***** Records for the task

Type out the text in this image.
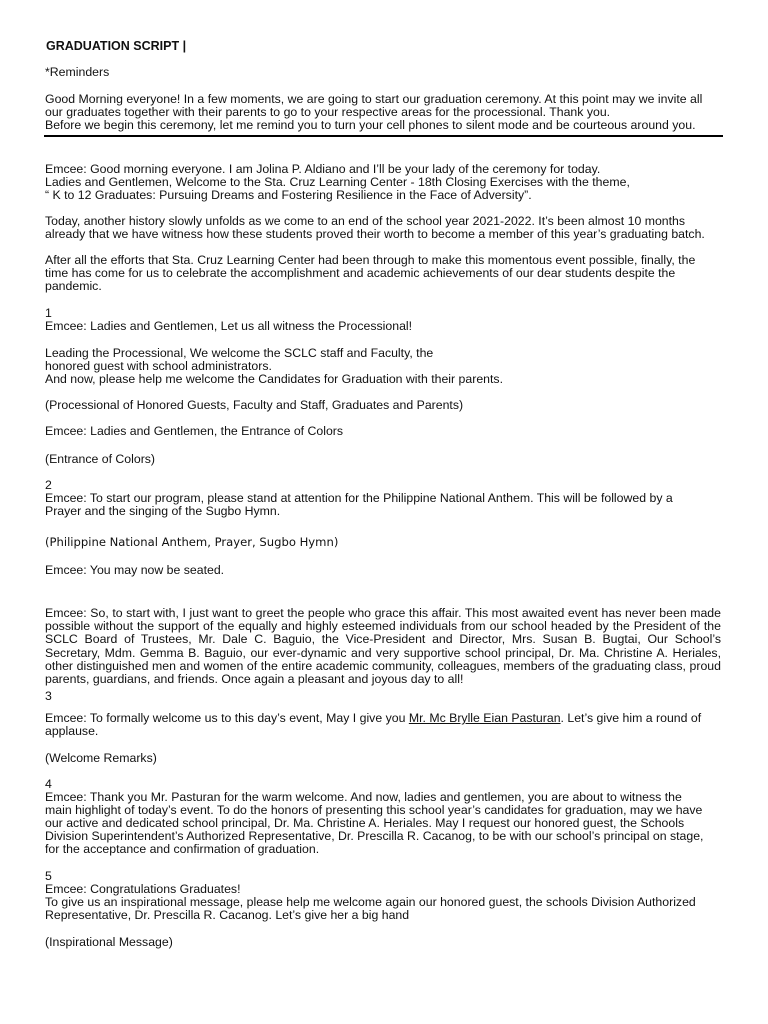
GRADUATION SCRIPT |
*Reminders
Good Morning everyone! In a few moments, we are going to start our graduation ceremony. At this point may we invite all
our graduates together with their parents to go to your respective areas for the processional. Thank you.
Before we begin this ceremony, let me remind you to turn your cell phones to silent mode and be courteous around you.
Emcee: Good morning everyone. I am Jolina P. Aldiano and I’ll be your lady of the ceremony for today.
Ladies and Gentlemen, Welcome to the Sta. Cruz Learning Center - 18th Closing Exercises with the theme,
“ K to 12 Graduates: Pursuing Dreams and Fostering Resilience in the Face of Adversity”.
Today, another history slowly unfolds as we come to an end of the school year 2021-2022. It’s been almost 10 months
already that we have witness how these students proved their worth to become a member of this year’s graduating batch.
After all the efforts that Sta. Cruz Learning Center had been through to make this momentous event possible, finally, the
time has come for us to celebrate the accomplishment and academic achievements of our dear students despite the
pandemic.
1
Emcee: Ladies and Gentlemen, Let us all witness the Processional!
Leading the Processional, We welcome the SCLC staff and Faculty, the
honored guest with school administrators.
And now, please help me welcome the Candidates for Graduation with their parents.
(Processional of Honored Guests, Faculty and Staff, Graduates and Parents)
Emcee: Ladies and Gentlemen, the Entrance of Colors
(Entrance of Colors)
2
Emcee: To start our program, please stand at attention for the Philippine National Anthem. This will be followed by a
Prayer and the singing of the Sugbo Hymn.
(Philippine National Anthem, Prayer, Sugbo Hymn)
Emcee: You may now be seated.
Emcee: So, to start with, I just want to greet the people who grace this affair. This most awaited event has never been made possible without the support of the equally and highly esteemed individuals from our school headed by the President of the SCLC Board of Trustees, Mr. Dale C. Baguio, the Vice-President and Director, Mrs. Susan B. Bugtai, Our School’s Secretary, Mdm. Gemma B. Baguio, our ever-dynamic and very supportive school principal, Dr. Ma. Christine A. Heriales, other distinguished men and women of the entire academic community, colleagues, members of the graduating class, proud parents, guardians, and friends. Once again a pleasant and joyous day to all!
3
Emcee: To formally welcome us to this day’s event, May I give you Mr. Mc Brylle Eian Pasturan. Let’s give him a round of
applause.
(Welcome Remarks)
4
Emcee: Thank you Mr. Pasturan for the warm welcome. And now, ladies and gentlemen, you are about to witness the
main highlight of today’s event. To do the honors of presenting this school year’s candidates for graduation, may we have
our active and dedicated school principal, Dr. Ma. Christine A. Heriales. May I request our honored guest, the Schools
Division Superintendent’s Authorized Representative, Dr. Prescilla R. Cacanog, to be with our school’s principal on stage,
for the acceptance and confirmation of graduation.
5
Emcee: Congratulations Graduates!
To give us an inspirational message, please help me welcome again our honored guest, the schools Division Authorized
Representative, Dr. Prescilla R. Cacanog. Let’s give her a big hand
(Inspirational Message)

**********

Go back to the records above and write them out exactly, without the pictures.

Type out the text in this image.
GRADUATION SCRIPT |
*Reminders
Good Morning everyone! In a few moments, we are going to start our graduation ceremony. At this point may we invite all
our graduates together with their parents to go to your respective areas for the processional. Thank you.
Before we begin this ceremony, let me remind you to turn your cell phones to silent mode and be courteous around you.
Emcee: Good morning everyone. I am Jolina P. Aldiano and I’ll be your lady of the ceremony for today.
Ladies and Gentlemen, Welcome to the Sta. Cruz Learning Center - 18th Closing Exercises with the theme,
“ K to 12 Graduates: Pursuing Dreams and Fostering Resilience in the Face of Adversity”.
Today, another history slowly unfolds as we come to an end of the school year 2021-2022. It’s been almost 10 months
already that we have witness how these students proved their worth to become a member of this year’s graduating batch.
After all the efforts that Sta. Cruz Learning Center had been through to make this momentous event possible, finally, the
time has come for us to celebrate the accomplishment and academic achievements of our dear students despite the
pandemic.
1
Emcee: Ladies and Gentlemen, Let us all witness the Processional!
Leading the Processional, We welcome the SCLC staff and Faculty, the
honored guest with school administrators.
And now, please help me welcome the Candidates for Graduation with their parents.
(Processional of Honored Guests, Faculty and Staff, Graduates and Parents)
Emcee: Ladies and Gentlemen, the Entrance of Colors
(Entrance of Colors)
2
Emcee: To start our program, please stand at attention for the Philippine National Anthem. This will be followed by a
Prayer and the singing of the Sugbo Hymn.
(Philippine National Anthem, Prayer, Sugbo Hymn)
Emcee: You may now be seated.
Emcee: So, to start with, I just want to greet the people who grace this affair. This most awaited event has never been made possible without the support of the equally and highly esteemed individuals from our school headed by the President of the SCLC Board of Trustees, Mr. Dale C. Baguio, the Vice-President and Director, Mrs. Susan B. Bugtai, Our School’s Secretary, Mdm. Gemma B. Baguio, our ever-dynamic and very supportive school principal, Dr. Ma. Christine A. Heriales, other distinguished men and women of the entire academic community, colleagues, members of the graduating class, proud parents, guardians, and friends. Once again a pleasant and joyous day to all!
3
Emcee: To formally welcome us to this day’s event, May I give you Mr. Mc Brylle Eian Pasturan. Let’s give him a round of
applause.
(Welcome Remarks)
4
Emcee: Thank you Mr. Pasturan for the warm welcome. And now, ladies and gentlemen, you are about to witness the
main highlight of today’s event. To do the honors of presenting this school year’s candidates for graduation, may we have
our active and dedicated school principal, Dr. Ma. Christine A. Heriales. May I request our honored guest, the Schools
Division Superintendent’s Authorized Representative, Dr. Prescilla R. Cacanog, to be with our school’s principal on stage,
for the acceptance and confirmation of graduation.
5
Emcee: Congratulations Graduates!
To give us an inspirational message, please help me welcome again our honored guest, the schools Division Authorized
Representative, Dr. Prescilla R. Cacanog. Let’s give her a big hand
(Inspirational Message)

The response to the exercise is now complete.